Only the number is wanted: how many lines contain the word "screenshot"?
— Start Data for this task —
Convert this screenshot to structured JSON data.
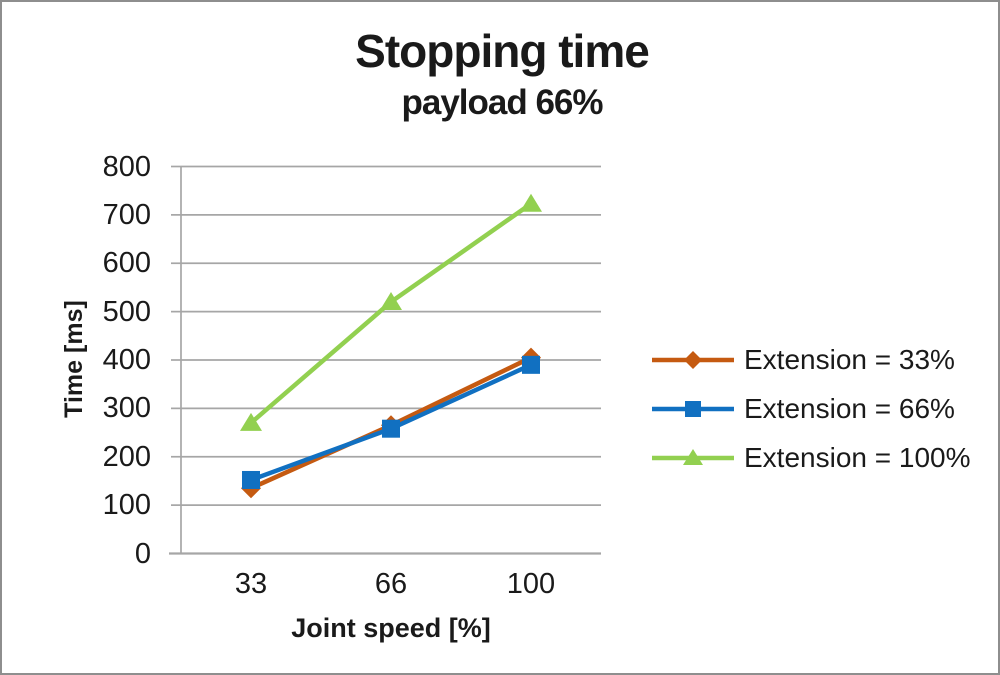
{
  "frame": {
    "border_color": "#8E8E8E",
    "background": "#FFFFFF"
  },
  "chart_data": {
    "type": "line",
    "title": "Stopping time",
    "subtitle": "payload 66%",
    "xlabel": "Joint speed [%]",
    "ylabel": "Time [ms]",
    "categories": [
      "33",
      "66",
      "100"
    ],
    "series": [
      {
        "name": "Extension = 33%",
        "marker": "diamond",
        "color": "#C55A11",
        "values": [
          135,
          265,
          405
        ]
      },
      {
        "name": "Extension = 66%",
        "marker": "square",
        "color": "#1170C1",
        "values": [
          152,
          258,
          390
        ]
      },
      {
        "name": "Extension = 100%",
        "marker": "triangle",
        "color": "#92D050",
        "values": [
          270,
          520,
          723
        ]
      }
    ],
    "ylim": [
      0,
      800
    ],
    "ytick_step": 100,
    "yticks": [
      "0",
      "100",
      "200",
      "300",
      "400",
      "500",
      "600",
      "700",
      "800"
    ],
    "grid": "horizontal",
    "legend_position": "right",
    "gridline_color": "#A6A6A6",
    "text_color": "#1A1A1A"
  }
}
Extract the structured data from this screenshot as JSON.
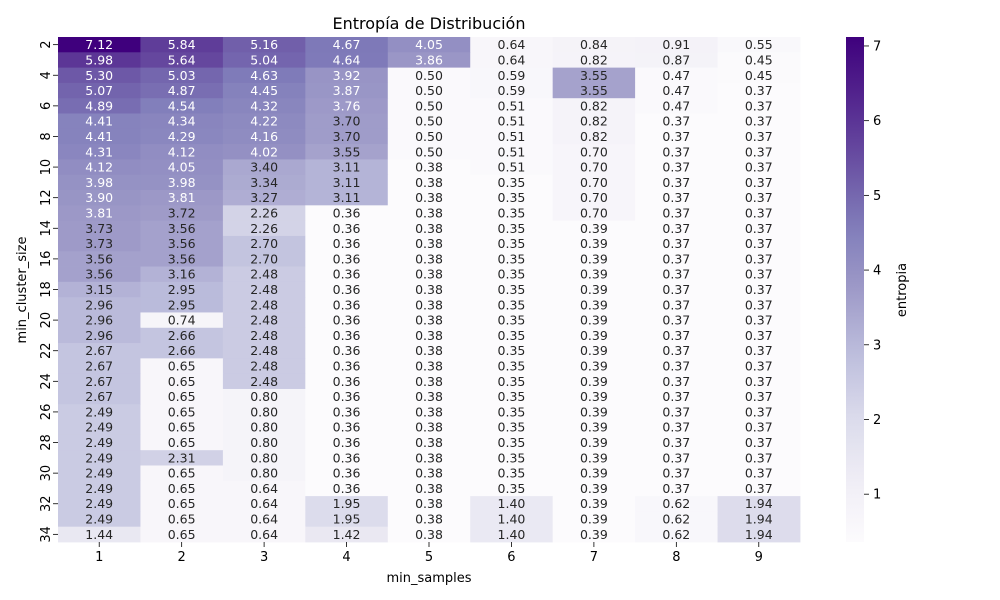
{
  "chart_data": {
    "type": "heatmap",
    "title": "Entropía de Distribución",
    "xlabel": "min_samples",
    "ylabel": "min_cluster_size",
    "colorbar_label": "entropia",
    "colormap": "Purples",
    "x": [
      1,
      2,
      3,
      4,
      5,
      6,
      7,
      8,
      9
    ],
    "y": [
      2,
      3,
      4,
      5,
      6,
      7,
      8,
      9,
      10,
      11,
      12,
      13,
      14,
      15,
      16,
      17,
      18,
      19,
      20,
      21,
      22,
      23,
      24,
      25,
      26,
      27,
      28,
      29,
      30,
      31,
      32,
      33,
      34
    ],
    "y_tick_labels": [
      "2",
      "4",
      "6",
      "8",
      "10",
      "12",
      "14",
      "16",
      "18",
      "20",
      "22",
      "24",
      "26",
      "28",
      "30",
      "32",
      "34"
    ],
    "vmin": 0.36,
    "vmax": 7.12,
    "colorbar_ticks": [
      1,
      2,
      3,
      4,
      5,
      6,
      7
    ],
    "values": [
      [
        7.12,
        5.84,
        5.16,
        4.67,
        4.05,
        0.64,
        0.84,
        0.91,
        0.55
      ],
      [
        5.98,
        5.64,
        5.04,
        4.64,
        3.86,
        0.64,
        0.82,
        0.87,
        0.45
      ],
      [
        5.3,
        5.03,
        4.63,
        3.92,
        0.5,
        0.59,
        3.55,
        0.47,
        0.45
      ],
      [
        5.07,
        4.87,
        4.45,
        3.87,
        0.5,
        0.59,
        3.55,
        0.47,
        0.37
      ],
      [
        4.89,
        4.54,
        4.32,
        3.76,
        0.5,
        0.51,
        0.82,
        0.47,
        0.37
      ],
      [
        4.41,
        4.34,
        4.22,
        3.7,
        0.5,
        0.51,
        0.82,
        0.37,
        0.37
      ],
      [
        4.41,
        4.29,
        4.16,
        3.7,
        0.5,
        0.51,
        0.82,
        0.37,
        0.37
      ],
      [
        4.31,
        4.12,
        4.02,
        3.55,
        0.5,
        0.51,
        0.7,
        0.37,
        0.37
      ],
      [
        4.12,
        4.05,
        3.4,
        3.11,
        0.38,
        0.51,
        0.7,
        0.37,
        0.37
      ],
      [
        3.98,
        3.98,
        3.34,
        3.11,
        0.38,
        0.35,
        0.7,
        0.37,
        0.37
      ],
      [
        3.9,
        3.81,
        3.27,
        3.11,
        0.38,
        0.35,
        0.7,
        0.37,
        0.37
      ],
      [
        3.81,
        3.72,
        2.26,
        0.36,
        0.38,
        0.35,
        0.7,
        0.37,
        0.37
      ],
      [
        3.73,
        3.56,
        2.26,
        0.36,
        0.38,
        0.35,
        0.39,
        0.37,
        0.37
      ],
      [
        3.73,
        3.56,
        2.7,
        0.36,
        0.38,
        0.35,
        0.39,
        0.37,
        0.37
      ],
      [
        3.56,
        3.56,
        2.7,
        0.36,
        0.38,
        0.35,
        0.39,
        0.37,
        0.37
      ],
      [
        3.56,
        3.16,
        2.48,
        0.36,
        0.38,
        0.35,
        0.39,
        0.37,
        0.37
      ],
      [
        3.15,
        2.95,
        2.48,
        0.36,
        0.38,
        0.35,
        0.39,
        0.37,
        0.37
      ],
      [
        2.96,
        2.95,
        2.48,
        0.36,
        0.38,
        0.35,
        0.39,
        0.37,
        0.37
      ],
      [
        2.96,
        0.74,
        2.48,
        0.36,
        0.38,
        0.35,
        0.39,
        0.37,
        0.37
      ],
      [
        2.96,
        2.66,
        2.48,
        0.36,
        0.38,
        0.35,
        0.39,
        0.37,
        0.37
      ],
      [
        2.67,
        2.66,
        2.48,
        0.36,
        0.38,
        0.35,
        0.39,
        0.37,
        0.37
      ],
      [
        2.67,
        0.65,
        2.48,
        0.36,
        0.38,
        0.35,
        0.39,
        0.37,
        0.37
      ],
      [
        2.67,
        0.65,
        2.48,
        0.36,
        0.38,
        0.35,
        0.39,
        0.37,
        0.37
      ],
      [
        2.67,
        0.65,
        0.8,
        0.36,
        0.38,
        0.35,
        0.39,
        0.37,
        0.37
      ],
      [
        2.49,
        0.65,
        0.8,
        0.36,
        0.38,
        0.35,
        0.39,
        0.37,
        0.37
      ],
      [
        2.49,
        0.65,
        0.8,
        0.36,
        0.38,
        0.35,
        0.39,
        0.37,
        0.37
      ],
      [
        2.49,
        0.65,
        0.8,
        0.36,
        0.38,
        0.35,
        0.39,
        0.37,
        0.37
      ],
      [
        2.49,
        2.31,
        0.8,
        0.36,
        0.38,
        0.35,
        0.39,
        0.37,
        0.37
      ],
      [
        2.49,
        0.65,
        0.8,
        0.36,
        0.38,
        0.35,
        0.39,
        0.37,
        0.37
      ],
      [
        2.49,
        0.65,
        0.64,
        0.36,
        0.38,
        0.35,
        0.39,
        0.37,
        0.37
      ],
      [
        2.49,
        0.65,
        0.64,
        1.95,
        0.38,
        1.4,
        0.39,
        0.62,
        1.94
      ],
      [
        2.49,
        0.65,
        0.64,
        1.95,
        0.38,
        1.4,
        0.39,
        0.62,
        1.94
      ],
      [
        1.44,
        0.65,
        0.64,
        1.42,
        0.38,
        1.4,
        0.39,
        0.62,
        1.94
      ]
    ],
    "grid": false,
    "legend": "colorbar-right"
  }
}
— End Data for this task —
## Exercise output
2